Raw data:
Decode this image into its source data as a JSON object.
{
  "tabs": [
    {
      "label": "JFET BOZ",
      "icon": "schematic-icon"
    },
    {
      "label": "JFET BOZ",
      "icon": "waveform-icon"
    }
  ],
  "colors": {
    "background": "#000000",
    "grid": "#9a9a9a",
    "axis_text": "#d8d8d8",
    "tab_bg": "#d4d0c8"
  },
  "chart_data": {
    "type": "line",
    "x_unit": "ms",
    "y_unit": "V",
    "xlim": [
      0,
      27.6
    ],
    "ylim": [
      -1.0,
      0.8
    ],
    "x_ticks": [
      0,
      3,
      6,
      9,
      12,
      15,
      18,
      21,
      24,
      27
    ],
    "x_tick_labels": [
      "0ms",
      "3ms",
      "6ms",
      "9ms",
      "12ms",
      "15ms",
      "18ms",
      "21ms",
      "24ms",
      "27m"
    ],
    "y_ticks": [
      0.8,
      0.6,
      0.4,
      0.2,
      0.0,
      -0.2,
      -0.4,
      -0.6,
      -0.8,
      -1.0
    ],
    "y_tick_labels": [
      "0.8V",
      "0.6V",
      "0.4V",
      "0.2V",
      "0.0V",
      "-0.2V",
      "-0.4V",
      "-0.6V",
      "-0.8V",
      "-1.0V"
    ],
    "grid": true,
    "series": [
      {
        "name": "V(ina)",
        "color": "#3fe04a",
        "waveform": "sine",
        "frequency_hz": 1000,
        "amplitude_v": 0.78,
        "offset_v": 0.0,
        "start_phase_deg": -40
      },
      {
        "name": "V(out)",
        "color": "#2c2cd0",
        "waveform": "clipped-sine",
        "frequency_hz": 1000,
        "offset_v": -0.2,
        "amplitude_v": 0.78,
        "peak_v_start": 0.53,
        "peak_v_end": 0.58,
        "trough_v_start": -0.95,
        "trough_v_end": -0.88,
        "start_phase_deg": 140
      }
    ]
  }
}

Task description:
Copy out all of the data exactly, leaving nothing out.

Complete output:
Decode this image into its source data as a JSON object.
{
  "tabs": [
    {
      "label": "JFET BOZ",
      "icon": "schematic-icon"
    },
    {
      "label": "JFET BOZ",
      "icon": "waveform-icon"
    }
  ],
  "colors": {
    "background": "#000000",
    "grid": "#9a9a9a",
    "axis_text": "#d8d8d8",
    "tab_bg": "#d4d0c8"
  },
  "chart_data": {
    "type": "line",
    "x_unit": "ms",
    "y_unit": "V",
    "xlim": [
      0,
      27.6
    ],
    "ylim": [
      -1.0,
      0.8
    ],
    "x_ticks": [
      0,
      3,
      6,
      9,
      12,
      15,
      18,
      21,
      24,
      27
    ],
    "x_tick_labels": [
      "0ms",
      "3ms",
      "6ms",
      "9ms",
      "12ms",
      "15ms",
      "18ms",
      "21ms",
      "24ms",
      "27m"
    ],
    "y_ticks": [
      0.8,
      0.6,
      0.4,
      0.2,
      0.0,
      -0.2,
      -0.4,
      -0.6,
      -0.8,
      -1.0
    ],
    "y_tick_labels": [
      "0.8V",
      "0.6V",
      "0.4V",
      "0.2V",
      "0.0V",
      "-0.2V",
      "-0.4V",
      "-0.6V",
      "-0.8V",
      "-1.0V"
    ],
    "grid": true,
    "series": [
      {
        "name": "V(ina)",
        "color": "#3fe04a",
        "waveform": "sine",
        "frequency_hz": 1000,
        "amplitude_v": 0.78,
        "offset_v": 0.0,
        "start_phase_deg": -40
      },
      {
        "name": "V(out)",
        "color": "#2c2cd0",
        "waveform": "clipped-sine",
        "frequency_hz": 1000,
        "offset_v": -0.2,
        "amplitude_v": 0.78,
        "peak_v_start": 0.53,
        "peak_v_end": 0.58,
        "trough_v_start": -0.95,
        "trough_v_end": -0.88,
        "start_phase_deg": 140
      }
    ]
  }
}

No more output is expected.